> Exercise A:
In the passage on the two-dimensional electron gas below, give again word for word the part starting with "Measurements in high-mobility" and going on through "this field (4).".

Measurements in high-mobility two-dimensional (2D) semiconductors have made it possible to study the properties of the 2D electron gas at low carrier densities. In a clean system at very low carrier densities, the electrons are expected to solidify into a Wigner crystal. In a wide range of low electron concentrations, before the Wigner crystal phase, the electron system exists as a strongly interacting liquid (1). Understanding the properties of this strongly interacting system in the presence of disorder has proven to be an extremely challenging theoretical problem. The discovery of a metal-insulator transition (MIT) in 2D electron gas (2), when none was expected for more than a decade (3), generated renewed interest in this field (4).

The MIT, observed initially in high-mobility silicon metal-oxide-semiconductor field-effect transistors (Si-MOSFETs) and subsequently in a host of other 2D systems such as gallium arsenide (p-GaAs) heterostructures, occurs when the resistance R is of the order of the quantum resistance h/e2, emphasizing the importance of quantum effects. In the metallic phase, the resistance drops noticeably as the temperature is lowered. This drop is suppressed when an in-plane magnetic field is applied (4). Additionally, Si-MOSFET samples show a strong enhancement of the spin susceptibility as the MIT is approached (5, 6). There are indications that the spin susceptibility in samples of different mobilities behaves critically near the transition. The sensitivity to in-plane magnetic fields, together with the anomalous behavior of the spin susceptibility, highlights the importance of electron-electron (e-e) interactions in this phenomenon.

In the presence of impurities, perturbations of the charge and spin densities (if spin is conserved) relax diffusively at low frequencies and large distances. Formally, this relaxation occurs via the propagation of particle-hole pair modes. In a system that obeys time-reversal symmetry, the modes in the particle-particle channel (the Cooper channel) also have a diffusive form, leading to the celebrated weak-localization corrections to the conductivity. These two mode families are, in conventional terminology, referred to as Diffusons and Cooperons, respectively. Taken together, they describe the low-energy dynamics of a disordered electron liquid (7). The modes have the diffusive form D(q,ω) = 1/(Dq2izω), where D is the diffusion coefficient and the parameter z determines the relative scaling of the frequency (that is, energy) with respect to the length scale (8, 9); z = 1 for free electrons. The addition of e-e interactions results in the scattering of these diffusion modes. Both D and z therefore acquire corrections in the presence of the interactions. Conversely, diffusing electrons dwell long in each other's vicinity, becoming more correlated at low enough energies. As a result, the e-e scattering amplitudes γ2 and γc characterizing the scattering of the Diffuson and Cooperon modes, respectively, acquire corrections as a function of the disorder. All these corrections, because of the diffusive form of the propagator D(q,ω), are logarithmically divergent in temperature in two dimensions (10). They signal the breakdown of perturbation theory and the need for a re-summation of the divergent terms.

> Available data:
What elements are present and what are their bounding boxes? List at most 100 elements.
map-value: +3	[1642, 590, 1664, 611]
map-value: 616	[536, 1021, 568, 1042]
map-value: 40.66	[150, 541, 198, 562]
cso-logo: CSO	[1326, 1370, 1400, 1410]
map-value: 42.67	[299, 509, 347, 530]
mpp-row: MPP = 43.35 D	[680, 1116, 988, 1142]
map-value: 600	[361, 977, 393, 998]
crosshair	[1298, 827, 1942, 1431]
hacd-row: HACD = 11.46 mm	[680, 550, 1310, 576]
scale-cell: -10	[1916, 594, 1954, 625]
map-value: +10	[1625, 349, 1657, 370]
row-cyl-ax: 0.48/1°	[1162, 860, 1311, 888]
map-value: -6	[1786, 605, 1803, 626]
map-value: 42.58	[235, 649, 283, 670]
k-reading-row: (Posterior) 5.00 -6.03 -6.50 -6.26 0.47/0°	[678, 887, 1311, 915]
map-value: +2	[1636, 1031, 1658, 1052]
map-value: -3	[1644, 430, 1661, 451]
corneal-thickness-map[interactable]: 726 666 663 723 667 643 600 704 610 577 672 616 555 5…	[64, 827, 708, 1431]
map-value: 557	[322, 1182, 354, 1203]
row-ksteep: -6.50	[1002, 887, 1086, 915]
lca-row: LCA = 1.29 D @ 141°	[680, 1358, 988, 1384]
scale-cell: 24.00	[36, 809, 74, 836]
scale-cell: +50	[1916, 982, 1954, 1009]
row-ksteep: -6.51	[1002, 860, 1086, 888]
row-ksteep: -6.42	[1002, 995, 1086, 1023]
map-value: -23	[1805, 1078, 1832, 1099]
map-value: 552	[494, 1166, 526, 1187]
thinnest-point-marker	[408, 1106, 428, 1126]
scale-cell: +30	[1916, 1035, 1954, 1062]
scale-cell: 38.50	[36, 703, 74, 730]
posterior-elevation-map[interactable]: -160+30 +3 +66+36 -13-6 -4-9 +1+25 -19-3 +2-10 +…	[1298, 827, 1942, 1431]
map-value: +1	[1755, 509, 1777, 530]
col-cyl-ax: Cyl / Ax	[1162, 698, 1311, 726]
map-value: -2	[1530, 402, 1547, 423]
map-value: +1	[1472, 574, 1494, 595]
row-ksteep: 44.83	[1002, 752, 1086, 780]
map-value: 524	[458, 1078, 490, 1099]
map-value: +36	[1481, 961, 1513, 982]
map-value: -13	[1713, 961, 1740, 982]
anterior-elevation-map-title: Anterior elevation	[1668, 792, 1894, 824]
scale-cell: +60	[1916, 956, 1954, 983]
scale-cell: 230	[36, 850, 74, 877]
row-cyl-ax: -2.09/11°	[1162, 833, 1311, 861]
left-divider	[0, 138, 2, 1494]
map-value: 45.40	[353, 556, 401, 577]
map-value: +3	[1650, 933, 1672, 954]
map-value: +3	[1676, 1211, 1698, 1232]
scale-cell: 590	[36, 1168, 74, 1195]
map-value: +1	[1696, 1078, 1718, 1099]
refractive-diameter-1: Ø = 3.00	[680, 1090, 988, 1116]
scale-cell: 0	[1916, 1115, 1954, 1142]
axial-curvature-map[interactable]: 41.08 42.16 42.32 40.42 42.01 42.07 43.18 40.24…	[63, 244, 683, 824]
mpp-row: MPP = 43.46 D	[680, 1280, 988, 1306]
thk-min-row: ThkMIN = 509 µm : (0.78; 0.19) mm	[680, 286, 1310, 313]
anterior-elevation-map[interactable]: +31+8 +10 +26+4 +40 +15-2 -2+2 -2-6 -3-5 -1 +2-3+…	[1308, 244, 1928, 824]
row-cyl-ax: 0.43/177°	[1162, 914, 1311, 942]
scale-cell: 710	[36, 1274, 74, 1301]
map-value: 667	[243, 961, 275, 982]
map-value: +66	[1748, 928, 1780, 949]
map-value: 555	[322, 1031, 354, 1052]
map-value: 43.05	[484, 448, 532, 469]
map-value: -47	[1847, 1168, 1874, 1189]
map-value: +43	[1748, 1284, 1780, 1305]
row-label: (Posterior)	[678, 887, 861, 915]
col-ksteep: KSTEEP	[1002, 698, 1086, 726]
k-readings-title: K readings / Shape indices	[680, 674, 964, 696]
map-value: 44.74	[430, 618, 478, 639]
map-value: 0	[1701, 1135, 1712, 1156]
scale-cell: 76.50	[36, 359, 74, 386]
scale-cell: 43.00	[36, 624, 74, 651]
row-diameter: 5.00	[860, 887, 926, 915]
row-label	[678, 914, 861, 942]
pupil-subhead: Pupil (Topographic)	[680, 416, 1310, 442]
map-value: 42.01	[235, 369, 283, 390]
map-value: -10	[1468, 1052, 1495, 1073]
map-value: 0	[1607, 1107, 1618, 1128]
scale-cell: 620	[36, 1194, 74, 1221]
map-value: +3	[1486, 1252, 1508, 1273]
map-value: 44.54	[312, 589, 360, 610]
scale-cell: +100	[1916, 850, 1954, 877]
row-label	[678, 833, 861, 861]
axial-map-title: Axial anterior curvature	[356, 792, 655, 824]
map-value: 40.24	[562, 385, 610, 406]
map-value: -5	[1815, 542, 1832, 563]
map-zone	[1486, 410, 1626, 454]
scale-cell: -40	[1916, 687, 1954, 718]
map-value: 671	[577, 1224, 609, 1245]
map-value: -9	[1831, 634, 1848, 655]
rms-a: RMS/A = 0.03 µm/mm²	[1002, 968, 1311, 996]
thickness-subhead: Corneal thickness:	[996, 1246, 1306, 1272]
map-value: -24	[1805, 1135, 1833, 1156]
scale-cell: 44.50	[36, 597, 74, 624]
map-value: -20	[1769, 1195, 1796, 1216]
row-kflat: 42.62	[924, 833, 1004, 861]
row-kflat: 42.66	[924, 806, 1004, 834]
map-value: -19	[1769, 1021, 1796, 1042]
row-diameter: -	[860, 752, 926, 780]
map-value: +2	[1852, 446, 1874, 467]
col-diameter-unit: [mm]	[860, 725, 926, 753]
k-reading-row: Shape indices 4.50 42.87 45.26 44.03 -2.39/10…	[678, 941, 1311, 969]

> Exercise B:
Transcribe the records above without any change, from their very first line through the line that contains "995, 1086, 1023]", with both of those lines included.

> Expected answer A:
Measurements in high-mobility two-dimensional (2D) semiconductors have made it possible to study the properties of the 2D electron gas at low carrier densities. In a clean system at very low carrier densities, the electrons are expected to solidify into a Wigner crystal. In a wide range of low electron concentrations, before the Wigner crystal phase, the electron system exists as a strongly interacting liquid (1). Understanding the properties of this strongly interacting system in the presence of disorder has proven to be an extremely challenging theoretical problem. The discovery of a metal-insulator transition (MIT) in 2D electron gas (2), when none was expected for more than a decade (3), generated renewed interest in this field (4).

> Expected answer B:
What elements are present and what are their bounding boxes? List at most 100 elements.
map-value: +3	[1642, 590, 1664, 611]
map-value: 616	[536, 1021, 568, 1042]
map-value: 40.66	[150, 541, 198, 562]
cso-logo: CSO	[1326, 1370, 1400, 1410]
map-value: 42.67	[299, 509, 347, 530]
mpp-row: MPP = 43.35 D	[680, 1116, 988, 1142]
map-value: 600	[361, 977, 393, 998]
crosshair	[1298, 827, 1942, 1431]
hacd-row: HACD = 11.46 mm	[680, 550, 1310, 576]
scale-cell: -10	[1916, 594, 1954, 625]
map-value: +10	[1625, 349, 1657, 370]
row-cyl-ax: 0.48/1°	[1162, 860, 1311, 888]
map-value: -6	[1786, 605, 1803, 626]
map-value: 42.58	[235, 649, 283, 670]
k-reading-row: (Posterior) 5.00 -6.03 -6.50 -6.26 0.47/0°	[678, 887, 1311, 915]
map-value: +2	[1636, 1031, 1658, 1052]
map-value: -3	[1644, 430, 1661, 451]
corneal-thickness-map[interactable]: 726 666 663 723 667 643 600 704 610 577 672 616 555 5…	[64, 827, 708, 1431]
map-value: 557	[322, 1182, 354, 1203]
row-ksteep: -6.50	[1002, 887, 1086, 915]
lca-row: LCA = 1.29 D @ 141°	[680, 1358, 988, 1384]
scale-cell: 24.00	[36, 809, 74, 836]
scale-cell: +50	[1916, 982, 1954, 1009]
row-ksteep: -6.51	[1002, 860, 1086, 888]
row-ksteep: -6.42	[1002, 995, 1086, 1023]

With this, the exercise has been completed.